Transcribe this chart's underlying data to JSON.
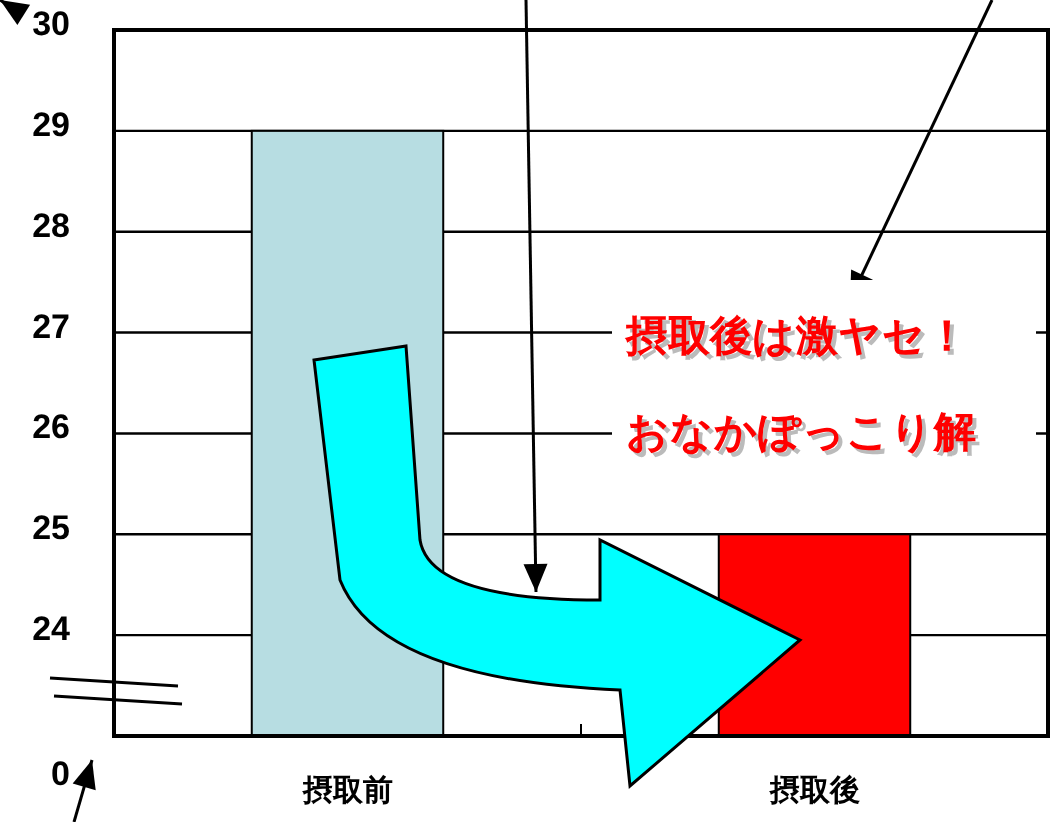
{
  "chart_data": {
    "type": "bar",
    "categories": [
      "摂取前",
      "摂取後"
    ],
    "series": [
      {
        "colors": [
          "#b7dde2",
          "#ff0000"
        ],
        "values": [
          29,
          25
        ]
      }
    ],
    "ylim": [
      23,
      30
    ],
    "yticks": [
      24,
      25,
      26,
      27,
      28,
      29,
      30
    ],
    "grid": "y",
    "annotations": [
      "摂取後は激ヤセ！",
      "おなかぽっこり解",
      "0"
    ]
  }
}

____

» PROBLEM DETAILS
Copy the material above exactly and drop the pictures.

» CORRECT RESPONSE
Transcribe this chart's underlying data to JSON.
{
  "chart_data": {
    "type": "bar",
    "categories": [
      "摂取前",
      "摂取後"
    ],
    "series": [
      {
        "colors": [
          "#b7dde2",
          "#ff0000"
        ],
        "values": [
          29,
          25
        ]
      }
    ],
    "ylim": [
      23,
      30
    ],
    "yticks": [
      24,
      25,
      26,
      27,
      28,
      29,
      30
    ],
    "grid": "y",
    "annotations": [
      "摂取後は激ヤセ！",
      "おなかぽっこり解",
      "0"
    ]
  }
}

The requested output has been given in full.